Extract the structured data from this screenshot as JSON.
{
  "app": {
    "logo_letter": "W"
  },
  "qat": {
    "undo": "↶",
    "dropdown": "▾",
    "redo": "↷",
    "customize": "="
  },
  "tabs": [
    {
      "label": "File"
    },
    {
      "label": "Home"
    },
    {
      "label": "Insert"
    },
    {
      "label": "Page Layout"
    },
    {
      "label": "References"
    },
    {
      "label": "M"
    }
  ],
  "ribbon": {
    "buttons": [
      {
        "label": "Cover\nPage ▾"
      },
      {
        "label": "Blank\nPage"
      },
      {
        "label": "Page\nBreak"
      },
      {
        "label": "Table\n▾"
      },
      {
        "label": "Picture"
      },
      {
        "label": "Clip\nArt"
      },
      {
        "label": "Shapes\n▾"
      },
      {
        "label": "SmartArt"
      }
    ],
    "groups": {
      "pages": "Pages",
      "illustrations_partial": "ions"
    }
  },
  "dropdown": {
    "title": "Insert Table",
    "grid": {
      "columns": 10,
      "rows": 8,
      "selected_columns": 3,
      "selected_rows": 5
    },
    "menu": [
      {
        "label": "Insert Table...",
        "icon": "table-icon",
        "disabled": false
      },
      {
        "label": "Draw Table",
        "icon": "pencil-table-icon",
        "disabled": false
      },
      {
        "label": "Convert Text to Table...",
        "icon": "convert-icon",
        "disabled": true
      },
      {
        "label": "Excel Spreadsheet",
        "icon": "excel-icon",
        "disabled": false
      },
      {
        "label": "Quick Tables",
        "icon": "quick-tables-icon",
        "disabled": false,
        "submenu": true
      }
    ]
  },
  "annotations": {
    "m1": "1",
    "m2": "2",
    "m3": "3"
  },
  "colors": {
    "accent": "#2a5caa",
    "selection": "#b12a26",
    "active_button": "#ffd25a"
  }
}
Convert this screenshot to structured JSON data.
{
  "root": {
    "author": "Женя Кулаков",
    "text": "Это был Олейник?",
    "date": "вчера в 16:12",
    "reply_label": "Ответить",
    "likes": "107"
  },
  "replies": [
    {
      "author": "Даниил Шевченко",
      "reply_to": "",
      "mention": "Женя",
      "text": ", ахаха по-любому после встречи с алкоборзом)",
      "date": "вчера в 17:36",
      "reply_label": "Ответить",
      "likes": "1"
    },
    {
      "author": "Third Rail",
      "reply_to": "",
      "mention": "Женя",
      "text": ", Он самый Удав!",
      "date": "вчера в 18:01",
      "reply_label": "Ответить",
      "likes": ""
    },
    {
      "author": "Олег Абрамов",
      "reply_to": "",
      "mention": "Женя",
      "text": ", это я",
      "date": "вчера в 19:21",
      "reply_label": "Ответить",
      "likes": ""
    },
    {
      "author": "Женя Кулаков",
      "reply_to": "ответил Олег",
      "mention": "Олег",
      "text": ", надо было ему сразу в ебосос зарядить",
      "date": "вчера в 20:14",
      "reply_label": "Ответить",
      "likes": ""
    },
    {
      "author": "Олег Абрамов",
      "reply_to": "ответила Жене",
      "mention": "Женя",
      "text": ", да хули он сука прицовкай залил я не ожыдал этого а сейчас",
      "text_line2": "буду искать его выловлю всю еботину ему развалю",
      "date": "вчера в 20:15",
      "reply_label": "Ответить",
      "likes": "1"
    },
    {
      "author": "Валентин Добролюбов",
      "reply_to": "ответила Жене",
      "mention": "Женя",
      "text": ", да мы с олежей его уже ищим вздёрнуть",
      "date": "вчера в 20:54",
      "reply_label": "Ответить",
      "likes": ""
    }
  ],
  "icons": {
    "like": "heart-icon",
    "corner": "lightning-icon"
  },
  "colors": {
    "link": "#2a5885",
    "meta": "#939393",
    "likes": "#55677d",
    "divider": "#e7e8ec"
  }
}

--

What needs to be done: Set out the complete listing exactly as shown.

Written reply:
Extract the structured data from this screenshot as JSON.
{
  "app": {
    "logo_letter": "W"
  },
  "qat": {
    "undo": "↶",
    "dropdown": "▾",
    "redo": "↷",
    "customize": "="
  },
  "tabs": [
    {
      "label": "File"
    },
    {
      "label": "Home"
    },
    {
      "label": "Insert"
    },
    {
      "label": "Page Layout"
    },
    {
      "label": "References"
    },
    {
      "label": "M"
    }
  ],
  "ribbon": {
    "buttons": [
      {
        "label": "Cover\nPage ▾"
      },
      {
        "label": "Blank\nPage"
      },
      {
        "label": "Page\nBreak"
      },
      {
        "label": "Table\n▾"
      },
      {
        "label": "Picture"
      },
      {
        "label": "Clip\nArt"
      },
      {
        "label": "Shapes\n▾"
      },
      {
        "label": "SmartArt"
      }
    ],
    "groups": {
      "pages": "Pages",
      "illustrations_partial": "ions"
    }
  },
  "dropdown": {
    "title": "Insert Table",
    "grid": {
      "columns": 10,
      "rows": 8,
      "selected_columns": 3,
      "selected_rows": 5
    },
    "menu": [
      {
        "label": "Insert Table...",
        "icon": "table-icon",
        "disabled": false
      },
      {
        "label": "Draw Table",
        "icon": "pencil-table-icon",
        "disabled": false
      },
      {
        "label": "Convert Text to Table...",
        "icon": "convert-icon",
        "disabled": true
      },
      {
        "label": "Excel Spreadsheet",
        "icon": "excel-icon",
        "disabled": false
      },
      {
        "label": "Quick Tables",
        "icon": "quick-tables-icon",
        "disabled": false,
        "submenu": true
      }
    ]
  },
  "annotations": {
    "m1": "1",
    "m2": "2",
    "m3": "3"
  },
  "colors": {
    "accent": "#2a5caa",
    "selection": "#b12a26",
    "active_button": "#ffd25a"
  }
}
Convert this screenshot to structured JSON data.
{
  "root": {
    "author": "Женя Кулаков",
    "text": "Это был Олейник?",
    "date": "вчера в 16:12",
    "reply_label": "Ответить",
    "likes": "107"
  },
  "replies": [
    {
      "author": "Даниил Шевченко",
      "reply_to": "",
      "mention": "Женя",
      "text": ", ахаха по-любому после встречи с алкоборзом)",
      "date": "вчера в 17:36",
      "reply_label": "Ответить",
      "likes": "1"
    },
    {
      "author": "Third Rail",
      "reply_to": "",
      "mention": "Женя",
      "text": ", Он самый Удав!",
      "date": "вчера в 18:01",
      "reply_label": "Ответить",
      "likes": ""
    },
    {
      "author": "Олег Абрамов",
      "reply_to": "",
      "mention": "Женя",
      "text": ", это я",
      "date": "вчера в 19:21",
      "reply_label": "Ответить",
      "likes": ""
    },
    {
      "author": "Женя Кулаков",
      "reply_to": "ответил Олег",
      "mention": "Олег",
      "text": ", надо было ему сразу в ебосос зарядить",
      "date": "вчера в 20:14",
      "reply_label": "Ответить",
      "likes": ""
    },
    {
      "author": "Олег Абрамов",
      "reply_to": "ответила Жене",
      "mention": "Женя",
      "text": ", да хули он сука прицовкай залил я не ожыдал этого а сейчас",
      "text_line2": "буду искать его выловлю всю еботину ему развалю",
      "date": "вчера в 20:15",
      "reply_label": "Ответить",
      "likes": "1"
    },
    {
      "author": "Валентин Добролюбов",
      "reply_to": "ответила Жене",
      "mention": "Женя",
      "text": ", да мы с олежей его уже ищим вздёрнуть",
      "date": "вчера в 20:54",
      "reply_label": "Ответить",
      "likes": ""
    }
  ],
  "icons": {
    "like": "heart-icon",
    "corner": "lightning-icon"
  },
  "colors": {
    "link": "#2a5885",
    "meta": "#939393",
    "likes": "#55677d",
    "divider": "#e7e8ec"
  }
}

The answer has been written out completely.